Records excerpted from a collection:
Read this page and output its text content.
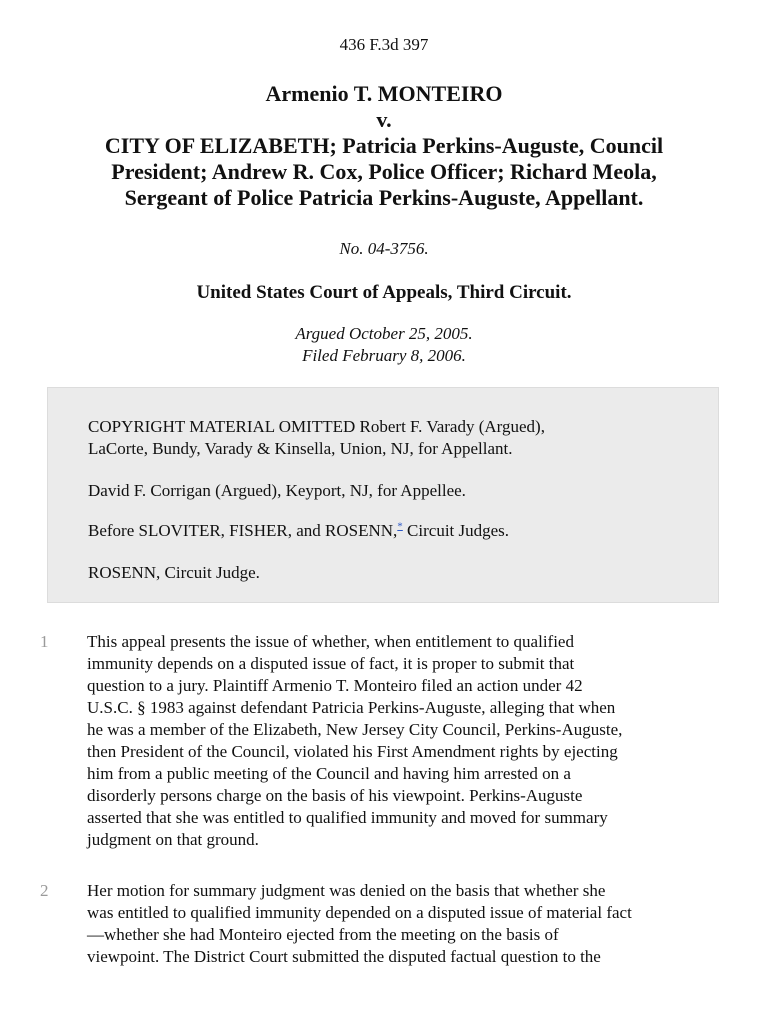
436 F.3d 397
Armenio T. MONTEIRO
v.
CITY OF ELIZABETH; Patricia Perkins-Auguste, Council
President; Andrew R. Cox, Police Officer; Richard Meola,
Sergeant of Police Patricia Perkins-Auguste, Appellant.
No. 04-3756.
United States Court of Appeals, Third Circuit.
Argued October 25, 2005.
Filed February 8, 2006.

COPYRIGHT MATERIAL OMITTED Robert F. Varady (Argued),
LaCorte, Bundy, Varady & Kinsella, Union, NJ, for Appellant.

David F. Corrigan (Argued), Keyport, NJ, for Appellee.

Before SLOVITER, FISHER, and ROSENN,* Circuit Judges.

ROSENN, Circuit Judge.

1	This appeal presents the issue of whether, when entitlement to qualified
immunity depends on a disputed issue of fact, it is proper to submit that
question to a jury. Plaintiff Armenio T. Monteiro filed an action under 42
U.S.C. § 1983 against defendant Patricia Perkins-Auguste, alleging that when
he was a member of the Elizabeth, New Jersey City Council, Perkins-Auguste,
then President of the Council, violated his First Amendment rights by ejecting
him from a public meeting of the Council and having him arrested on a
disorderly persons charge on the basis of his viewpoint. Perkins-Auguste
asserted that she was entitled to qualified immunity and moved for summary
judgment on that ground.

2	Her motion for summary judgment was denied on the basis that whether she
was entitled to qualified immunity depended on a disputed issue of material fact
—whether she had Monteiro ejected from the meeting on the basis of
viewpoint. The District Court submitted the disputed factual question to the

* [WRITTEN INSTRUCTION]
The lines to collect are those holding the string "issue"; copy them all.

* [PROBLEM SOLUTION]
1	This appeal presents the issue of whether, when entitlement to qualified
immunity depends on a disputed issue of fact, it is proper to submit that
was entitled to qualified immunity depended on a disputed issue of material fact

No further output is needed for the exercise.